Provided records:
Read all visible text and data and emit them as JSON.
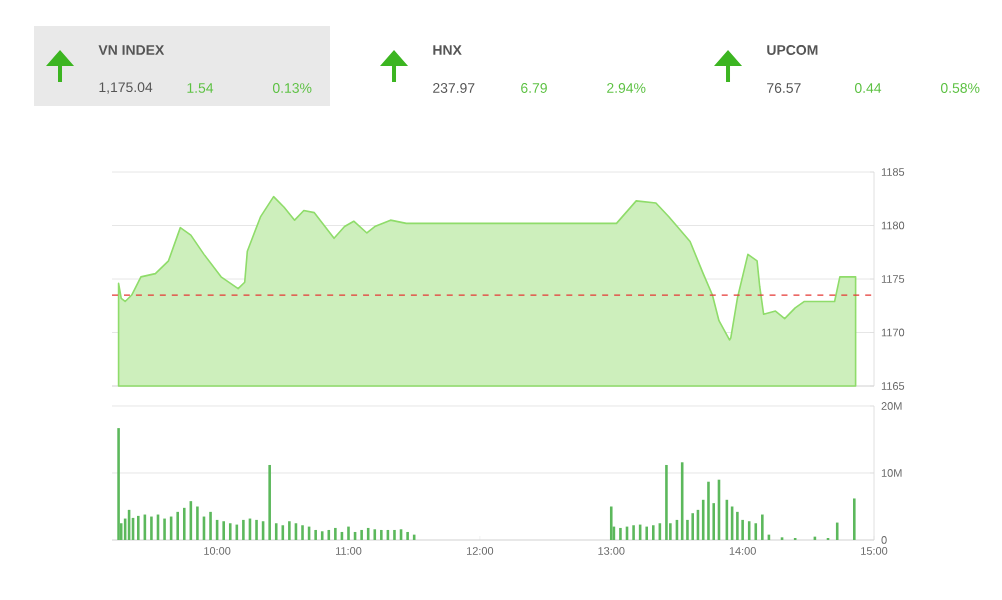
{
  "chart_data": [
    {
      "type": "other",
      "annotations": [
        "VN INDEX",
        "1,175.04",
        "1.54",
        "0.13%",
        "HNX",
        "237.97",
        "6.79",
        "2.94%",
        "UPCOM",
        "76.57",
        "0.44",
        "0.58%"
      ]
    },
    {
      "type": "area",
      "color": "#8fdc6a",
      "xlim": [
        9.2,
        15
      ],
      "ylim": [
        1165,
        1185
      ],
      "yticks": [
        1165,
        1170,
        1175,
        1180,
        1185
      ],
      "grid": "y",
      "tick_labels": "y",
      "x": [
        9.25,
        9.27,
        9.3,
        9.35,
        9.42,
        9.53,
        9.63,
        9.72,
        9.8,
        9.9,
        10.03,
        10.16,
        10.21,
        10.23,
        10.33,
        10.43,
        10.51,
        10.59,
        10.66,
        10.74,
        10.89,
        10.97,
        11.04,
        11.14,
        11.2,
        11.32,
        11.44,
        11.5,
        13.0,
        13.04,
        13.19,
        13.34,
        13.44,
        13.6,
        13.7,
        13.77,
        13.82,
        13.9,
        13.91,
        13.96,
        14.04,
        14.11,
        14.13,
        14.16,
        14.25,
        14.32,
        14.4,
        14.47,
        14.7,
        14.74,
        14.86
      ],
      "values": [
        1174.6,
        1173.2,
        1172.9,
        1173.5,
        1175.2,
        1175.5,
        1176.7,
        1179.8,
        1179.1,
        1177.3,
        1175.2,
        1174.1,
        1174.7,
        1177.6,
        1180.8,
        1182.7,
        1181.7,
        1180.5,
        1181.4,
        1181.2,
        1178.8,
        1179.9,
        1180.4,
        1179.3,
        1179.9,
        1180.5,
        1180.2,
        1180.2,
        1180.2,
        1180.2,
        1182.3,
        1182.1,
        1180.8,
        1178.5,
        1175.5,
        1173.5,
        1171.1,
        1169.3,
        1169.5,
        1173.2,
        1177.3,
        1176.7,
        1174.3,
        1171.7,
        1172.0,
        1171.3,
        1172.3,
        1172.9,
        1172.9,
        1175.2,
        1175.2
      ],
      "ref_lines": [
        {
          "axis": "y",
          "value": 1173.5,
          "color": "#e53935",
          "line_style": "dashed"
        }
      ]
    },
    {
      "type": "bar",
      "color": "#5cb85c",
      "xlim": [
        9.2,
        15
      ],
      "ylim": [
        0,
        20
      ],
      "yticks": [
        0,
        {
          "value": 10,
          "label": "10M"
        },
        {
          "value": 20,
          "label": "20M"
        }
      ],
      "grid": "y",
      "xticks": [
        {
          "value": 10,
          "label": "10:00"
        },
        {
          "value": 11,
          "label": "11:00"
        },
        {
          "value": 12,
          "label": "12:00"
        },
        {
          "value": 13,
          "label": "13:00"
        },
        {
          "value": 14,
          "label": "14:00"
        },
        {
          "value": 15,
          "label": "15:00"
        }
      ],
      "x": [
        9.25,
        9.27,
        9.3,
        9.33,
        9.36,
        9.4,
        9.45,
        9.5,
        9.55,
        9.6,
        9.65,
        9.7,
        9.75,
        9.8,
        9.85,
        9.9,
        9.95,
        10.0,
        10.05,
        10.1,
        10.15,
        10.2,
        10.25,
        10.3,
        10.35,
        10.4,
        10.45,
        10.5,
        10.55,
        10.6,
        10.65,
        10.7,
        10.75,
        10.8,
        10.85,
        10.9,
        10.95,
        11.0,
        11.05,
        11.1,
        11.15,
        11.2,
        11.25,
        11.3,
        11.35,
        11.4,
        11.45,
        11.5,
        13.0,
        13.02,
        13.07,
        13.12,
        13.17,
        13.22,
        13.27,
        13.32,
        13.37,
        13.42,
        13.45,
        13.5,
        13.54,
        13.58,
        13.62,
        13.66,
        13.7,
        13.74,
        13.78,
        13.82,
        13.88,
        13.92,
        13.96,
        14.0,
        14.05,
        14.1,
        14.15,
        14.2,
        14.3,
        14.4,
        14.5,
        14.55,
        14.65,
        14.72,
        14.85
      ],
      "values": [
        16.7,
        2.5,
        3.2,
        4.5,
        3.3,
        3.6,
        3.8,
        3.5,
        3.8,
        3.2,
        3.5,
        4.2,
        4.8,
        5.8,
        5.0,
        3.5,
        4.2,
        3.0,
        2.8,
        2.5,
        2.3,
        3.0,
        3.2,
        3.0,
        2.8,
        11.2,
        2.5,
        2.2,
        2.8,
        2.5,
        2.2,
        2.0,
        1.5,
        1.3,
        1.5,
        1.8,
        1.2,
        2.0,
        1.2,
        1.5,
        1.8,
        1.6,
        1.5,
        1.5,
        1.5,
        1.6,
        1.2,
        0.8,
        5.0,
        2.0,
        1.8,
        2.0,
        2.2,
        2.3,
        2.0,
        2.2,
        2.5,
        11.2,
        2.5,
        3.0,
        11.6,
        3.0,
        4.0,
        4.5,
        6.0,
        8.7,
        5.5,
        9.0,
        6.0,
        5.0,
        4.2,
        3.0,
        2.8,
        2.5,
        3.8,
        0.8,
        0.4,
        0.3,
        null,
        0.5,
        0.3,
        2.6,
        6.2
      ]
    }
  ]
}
* * *
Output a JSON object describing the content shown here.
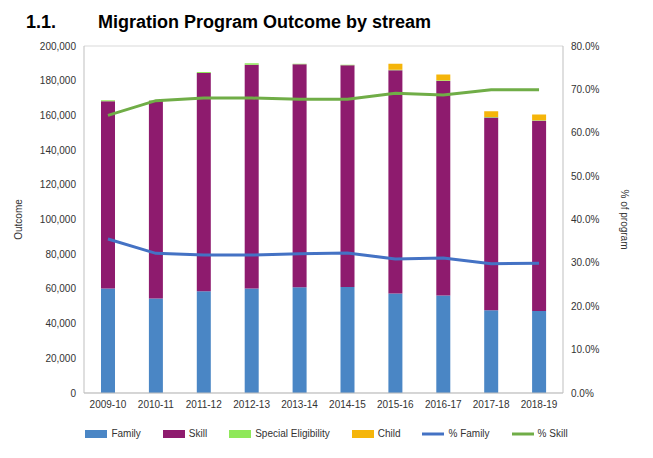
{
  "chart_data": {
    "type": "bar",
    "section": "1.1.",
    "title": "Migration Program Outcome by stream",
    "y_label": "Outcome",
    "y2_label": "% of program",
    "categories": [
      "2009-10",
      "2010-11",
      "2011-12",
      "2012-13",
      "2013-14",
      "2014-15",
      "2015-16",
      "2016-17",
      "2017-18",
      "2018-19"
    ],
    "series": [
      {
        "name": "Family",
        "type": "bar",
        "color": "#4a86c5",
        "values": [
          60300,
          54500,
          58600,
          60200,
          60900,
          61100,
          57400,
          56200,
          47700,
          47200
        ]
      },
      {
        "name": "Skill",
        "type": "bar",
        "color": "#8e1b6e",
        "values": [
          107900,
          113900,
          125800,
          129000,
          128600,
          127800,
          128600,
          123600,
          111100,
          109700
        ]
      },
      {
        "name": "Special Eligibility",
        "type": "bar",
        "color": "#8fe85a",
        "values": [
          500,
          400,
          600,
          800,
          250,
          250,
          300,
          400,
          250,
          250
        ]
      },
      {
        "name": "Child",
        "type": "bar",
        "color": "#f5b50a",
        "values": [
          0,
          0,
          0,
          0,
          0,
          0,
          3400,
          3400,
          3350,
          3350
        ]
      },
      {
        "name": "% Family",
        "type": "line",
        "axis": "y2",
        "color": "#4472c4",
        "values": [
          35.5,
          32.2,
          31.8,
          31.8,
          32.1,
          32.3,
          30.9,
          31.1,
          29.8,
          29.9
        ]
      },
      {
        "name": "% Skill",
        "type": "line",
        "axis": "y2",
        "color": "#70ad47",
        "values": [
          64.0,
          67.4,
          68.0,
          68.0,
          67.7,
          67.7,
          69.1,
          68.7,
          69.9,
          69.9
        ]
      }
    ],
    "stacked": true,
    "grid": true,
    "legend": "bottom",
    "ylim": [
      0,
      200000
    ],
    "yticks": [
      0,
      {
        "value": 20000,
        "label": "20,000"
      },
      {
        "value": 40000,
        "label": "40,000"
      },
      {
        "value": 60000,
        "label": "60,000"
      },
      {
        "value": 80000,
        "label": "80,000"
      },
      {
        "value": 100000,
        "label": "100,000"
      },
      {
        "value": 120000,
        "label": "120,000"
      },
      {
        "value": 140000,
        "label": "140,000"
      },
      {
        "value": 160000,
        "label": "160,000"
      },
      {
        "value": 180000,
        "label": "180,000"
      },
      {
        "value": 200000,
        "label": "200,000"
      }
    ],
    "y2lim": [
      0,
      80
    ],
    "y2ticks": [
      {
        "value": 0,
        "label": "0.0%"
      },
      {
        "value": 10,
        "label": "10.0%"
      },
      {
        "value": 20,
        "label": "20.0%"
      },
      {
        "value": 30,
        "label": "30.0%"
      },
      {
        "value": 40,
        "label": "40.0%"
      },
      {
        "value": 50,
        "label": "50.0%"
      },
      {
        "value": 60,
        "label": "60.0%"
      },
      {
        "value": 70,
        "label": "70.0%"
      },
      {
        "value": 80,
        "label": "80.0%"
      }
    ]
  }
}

Do this: Copy each line of the data that contains the word "color".

Exercise output:
      "color": "#8fdc6a",
          "color": "#e53935",
      "color": "#5cb85c",
        "color": "#4a86c5",
        "color": "#8e1b6e",
        "color": "#8fe85a",
        "color": "#f5b50a",
        "color": "#4472c4",
        "color": "#70ad47",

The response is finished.